Exercise: Report the count of lines below in which the string "xlabel" occurs; include nothing else.

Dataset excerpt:
######

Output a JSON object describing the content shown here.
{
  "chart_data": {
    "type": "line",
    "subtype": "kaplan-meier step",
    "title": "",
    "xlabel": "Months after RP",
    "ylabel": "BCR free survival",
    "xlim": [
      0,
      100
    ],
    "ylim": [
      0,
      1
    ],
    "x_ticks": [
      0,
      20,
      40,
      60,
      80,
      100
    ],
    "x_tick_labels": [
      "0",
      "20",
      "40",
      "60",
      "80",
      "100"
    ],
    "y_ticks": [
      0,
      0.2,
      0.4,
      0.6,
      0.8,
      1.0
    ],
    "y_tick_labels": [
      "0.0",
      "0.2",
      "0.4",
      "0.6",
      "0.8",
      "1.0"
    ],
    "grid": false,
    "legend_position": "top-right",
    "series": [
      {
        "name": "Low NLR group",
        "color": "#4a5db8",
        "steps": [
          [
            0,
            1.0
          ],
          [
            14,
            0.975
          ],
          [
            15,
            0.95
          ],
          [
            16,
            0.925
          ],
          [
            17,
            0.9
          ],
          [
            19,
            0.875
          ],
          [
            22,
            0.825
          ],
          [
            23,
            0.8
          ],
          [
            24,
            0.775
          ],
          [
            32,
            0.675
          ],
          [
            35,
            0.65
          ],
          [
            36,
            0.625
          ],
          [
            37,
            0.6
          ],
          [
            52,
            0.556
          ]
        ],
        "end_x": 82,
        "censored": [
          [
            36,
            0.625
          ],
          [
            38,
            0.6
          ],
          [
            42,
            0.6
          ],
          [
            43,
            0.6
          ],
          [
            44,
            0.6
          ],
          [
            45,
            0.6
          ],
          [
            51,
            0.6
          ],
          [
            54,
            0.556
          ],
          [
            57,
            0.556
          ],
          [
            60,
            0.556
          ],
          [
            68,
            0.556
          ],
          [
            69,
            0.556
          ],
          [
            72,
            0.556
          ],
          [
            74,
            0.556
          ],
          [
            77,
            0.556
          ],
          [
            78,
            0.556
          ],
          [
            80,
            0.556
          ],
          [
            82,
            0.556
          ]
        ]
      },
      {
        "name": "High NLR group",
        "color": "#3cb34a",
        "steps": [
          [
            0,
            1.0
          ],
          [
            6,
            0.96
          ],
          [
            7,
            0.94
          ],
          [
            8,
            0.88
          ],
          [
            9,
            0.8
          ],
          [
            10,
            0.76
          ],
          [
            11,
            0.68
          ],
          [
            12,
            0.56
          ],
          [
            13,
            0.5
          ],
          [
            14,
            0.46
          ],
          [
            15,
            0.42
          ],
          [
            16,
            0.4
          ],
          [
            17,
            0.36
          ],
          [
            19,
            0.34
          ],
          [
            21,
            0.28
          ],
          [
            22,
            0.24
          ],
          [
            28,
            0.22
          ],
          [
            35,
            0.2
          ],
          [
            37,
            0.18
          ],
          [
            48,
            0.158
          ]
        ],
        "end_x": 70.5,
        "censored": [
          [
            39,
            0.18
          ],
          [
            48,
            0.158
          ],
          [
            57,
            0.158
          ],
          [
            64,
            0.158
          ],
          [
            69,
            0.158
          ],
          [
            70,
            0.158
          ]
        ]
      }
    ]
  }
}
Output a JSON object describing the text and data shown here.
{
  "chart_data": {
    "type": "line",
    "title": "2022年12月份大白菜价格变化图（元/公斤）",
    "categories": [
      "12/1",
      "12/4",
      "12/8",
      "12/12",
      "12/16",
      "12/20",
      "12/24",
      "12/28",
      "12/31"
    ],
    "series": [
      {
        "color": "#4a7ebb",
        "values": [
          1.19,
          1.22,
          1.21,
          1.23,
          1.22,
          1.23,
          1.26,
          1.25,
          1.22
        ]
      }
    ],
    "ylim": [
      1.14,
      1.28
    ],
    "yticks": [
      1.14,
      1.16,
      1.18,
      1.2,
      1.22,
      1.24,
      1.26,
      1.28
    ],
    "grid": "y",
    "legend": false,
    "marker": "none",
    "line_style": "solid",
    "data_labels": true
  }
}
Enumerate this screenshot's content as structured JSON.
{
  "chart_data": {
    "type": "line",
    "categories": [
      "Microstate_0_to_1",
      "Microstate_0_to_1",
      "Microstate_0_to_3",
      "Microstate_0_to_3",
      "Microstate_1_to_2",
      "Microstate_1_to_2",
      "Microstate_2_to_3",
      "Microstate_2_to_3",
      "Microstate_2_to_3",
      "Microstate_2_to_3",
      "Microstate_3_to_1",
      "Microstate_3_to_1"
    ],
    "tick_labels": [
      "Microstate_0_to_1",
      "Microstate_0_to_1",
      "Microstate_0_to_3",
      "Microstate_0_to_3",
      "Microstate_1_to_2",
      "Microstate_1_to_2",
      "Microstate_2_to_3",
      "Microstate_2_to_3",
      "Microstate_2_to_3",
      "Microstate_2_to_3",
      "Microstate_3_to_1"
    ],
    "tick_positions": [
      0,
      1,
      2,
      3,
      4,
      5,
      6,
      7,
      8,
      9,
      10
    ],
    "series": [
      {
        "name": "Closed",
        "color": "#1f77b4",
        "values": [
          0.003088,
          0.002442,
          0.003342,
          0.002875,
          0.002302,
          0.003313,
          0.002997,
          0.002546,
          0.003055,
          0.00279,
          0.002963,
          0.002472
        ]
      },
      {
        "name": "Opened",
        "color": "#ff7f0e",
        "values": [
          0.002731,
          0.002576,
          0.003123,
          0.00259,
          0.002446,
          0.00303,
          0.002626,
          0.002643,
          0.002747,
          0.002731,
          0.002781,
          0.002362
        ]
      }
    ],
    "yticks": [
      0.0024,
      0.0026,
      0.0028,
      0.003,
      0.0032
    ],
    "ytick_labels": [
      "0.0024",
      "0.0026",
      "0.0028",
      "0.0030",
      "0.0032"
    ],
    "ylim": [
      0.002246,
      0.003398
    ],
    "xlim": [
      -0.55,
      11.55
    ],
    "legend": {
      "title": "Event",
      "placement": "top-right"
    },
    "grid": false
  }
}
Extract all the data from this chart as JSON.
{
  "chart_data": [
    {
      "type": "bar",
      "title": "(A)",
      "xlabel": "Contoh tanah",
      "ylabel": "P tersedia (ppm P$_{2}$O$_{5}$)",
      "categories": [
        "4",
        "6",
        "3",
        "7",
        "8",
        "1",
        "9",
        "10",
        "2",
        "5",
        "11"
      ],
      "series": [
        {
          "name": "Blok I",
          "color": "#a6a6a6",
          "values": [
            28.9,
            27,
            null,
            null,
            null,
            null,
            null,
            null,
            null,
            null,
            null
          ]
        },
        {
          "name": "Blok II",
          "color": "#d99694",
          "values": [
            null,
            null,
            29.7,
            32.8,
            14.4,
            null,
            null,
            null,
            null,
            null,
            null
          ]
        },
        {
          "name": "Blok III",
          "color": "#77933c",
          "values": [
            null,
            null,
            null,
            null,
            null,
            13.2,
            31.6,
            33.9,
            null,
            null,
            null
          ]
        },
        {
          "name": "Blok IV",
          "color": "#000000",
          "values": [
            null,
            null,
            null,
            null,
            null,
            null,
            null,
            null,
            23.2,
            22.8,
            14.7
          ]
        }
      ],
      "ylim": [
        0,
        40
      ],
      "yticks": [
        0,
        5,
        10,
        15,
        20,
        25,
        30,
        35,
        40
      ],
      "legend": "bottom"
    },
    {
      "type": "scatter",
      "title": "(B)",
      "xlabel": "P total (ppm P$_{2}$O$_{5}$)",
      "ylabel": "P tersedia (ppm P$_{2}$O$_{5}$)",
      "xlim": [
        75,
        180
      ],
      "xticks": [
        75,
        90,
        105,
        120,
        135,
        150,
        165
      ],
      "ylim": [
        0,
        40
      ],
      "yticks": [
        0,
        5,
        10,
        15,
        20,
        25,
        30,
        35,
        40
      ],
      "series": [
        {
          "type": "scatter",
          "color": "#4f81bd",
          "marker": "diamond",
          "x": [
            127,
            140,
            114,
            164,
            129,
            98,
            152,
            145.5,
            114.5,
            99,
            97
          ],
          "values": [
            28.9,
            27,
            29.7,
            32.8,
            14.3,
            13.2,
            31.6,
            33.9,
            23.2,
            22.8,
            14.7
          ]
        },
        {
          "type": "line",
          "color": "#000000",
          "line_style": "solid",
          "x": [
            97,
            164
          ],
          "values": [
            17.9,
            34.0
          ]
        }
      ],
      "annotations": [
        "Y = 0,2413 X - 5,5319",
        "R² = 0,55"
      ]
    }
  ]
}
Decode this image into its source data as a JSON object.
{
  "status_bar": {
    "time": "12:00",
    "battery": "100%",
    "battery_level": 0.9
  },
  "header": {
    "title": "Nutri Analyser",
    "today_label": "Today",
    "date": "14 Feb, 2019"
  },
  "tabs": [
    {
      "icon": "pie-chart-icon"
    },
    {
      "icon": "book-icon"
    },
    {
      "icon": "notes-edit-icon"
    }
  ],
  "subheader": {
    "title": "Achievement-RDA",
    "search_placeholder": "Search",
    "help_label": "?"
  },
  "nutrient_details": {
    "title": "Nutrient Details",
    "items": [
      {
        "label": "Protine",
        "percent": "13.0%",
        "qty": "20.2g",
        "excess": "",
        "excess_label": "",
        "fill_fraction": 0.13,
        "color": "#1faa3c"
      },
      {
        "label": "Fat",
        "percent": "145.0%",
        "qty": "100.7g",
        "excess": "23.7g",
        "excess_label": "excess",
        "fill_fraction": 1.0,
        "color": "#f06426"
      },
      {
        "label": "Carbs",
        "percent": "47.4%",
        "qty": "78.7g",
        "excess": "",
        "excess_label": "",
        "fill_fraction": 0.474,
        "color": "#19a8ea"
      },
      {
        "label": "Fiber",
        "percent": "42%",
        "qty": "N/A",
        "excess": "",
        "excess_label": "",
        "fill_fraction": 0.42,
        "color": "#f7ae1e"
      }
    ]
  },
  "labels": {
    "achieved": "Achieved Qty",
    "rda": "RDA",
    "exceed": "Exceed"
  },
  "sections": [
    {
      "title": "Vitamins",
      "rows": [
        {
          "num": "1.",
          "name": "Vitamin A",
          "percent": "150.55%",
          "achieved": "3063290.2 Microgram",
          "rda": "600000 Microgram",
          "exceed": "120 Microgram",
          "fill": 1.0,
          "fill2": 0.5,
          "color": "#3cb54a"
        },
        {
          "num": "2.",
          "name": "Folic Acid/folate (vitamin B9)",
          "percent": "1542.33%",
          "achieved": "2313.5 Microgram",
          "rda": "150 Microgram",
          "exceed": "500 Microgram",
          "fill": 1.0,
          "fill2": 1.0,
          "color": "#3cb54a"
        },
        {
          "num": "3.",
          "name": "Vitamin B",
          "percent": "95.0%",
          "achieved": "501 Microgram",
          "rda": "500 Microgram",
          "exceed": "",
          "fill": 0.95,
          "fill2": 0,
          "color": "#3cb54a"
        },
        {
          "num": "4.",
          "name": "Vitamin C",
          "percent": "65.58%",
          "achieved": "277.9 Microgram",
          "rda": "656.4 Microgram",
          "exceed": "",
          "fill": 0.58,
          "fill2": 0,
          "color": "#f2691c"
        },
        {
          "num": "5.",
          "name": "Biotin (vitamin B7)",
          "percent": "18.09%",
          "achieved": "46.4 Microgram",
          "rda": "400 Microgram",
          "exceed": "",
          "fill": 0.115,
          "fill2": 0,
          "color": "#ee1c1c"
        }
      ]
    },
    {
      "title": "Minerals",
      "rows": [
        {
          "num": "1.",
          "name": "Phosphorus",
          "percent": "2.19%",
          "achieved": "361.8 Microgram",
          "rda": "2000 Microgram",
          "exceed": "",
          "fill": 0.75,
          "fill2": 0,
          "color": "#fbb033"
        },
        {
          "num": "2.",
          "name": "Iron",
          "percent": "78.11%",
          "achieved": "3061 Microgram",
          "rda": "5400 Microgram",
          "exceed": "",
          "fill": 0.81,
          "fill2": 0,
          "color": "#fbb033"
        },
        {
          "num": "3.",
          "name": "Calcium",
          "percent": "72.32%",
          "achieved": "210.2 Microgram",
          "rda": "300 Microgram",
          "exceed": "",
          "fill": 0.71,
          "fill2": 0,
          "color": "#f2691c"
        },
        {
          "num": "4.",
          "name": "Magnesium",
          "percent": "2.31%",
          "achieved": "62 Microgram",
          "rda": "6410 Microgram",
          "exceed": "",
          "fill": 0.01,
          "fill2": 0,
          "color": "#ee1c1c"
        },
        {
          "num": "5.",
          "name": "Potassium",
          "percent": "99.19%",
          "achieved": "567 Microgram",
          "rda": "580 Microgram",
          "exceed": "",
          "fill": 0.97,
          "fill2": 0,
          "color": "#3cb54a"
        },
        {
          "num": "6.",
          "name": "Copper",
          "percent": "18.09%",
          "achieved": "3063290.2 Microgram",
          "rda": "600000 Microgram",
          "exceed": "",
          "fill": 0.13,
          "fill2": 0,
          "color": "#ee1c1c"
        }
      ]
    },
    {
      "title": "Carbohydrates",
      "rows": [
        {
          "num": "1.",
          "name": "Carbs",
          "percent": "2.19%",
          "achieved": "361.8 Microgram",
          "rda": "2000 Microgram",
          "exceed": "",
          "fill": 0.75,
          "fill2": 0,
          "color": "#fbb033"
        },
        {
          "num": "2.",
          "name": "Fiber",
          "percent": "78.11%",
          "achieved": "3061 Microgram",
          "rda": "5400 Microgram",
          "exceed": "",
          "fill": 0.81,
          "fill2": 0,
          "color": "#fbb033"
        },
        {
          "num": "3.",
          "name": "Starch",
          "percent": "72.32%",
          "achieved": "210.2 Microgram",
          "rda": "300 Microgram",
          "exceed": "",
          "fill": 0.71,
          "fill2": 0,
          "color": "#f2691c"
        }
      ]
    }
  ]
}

######

Final answer: 3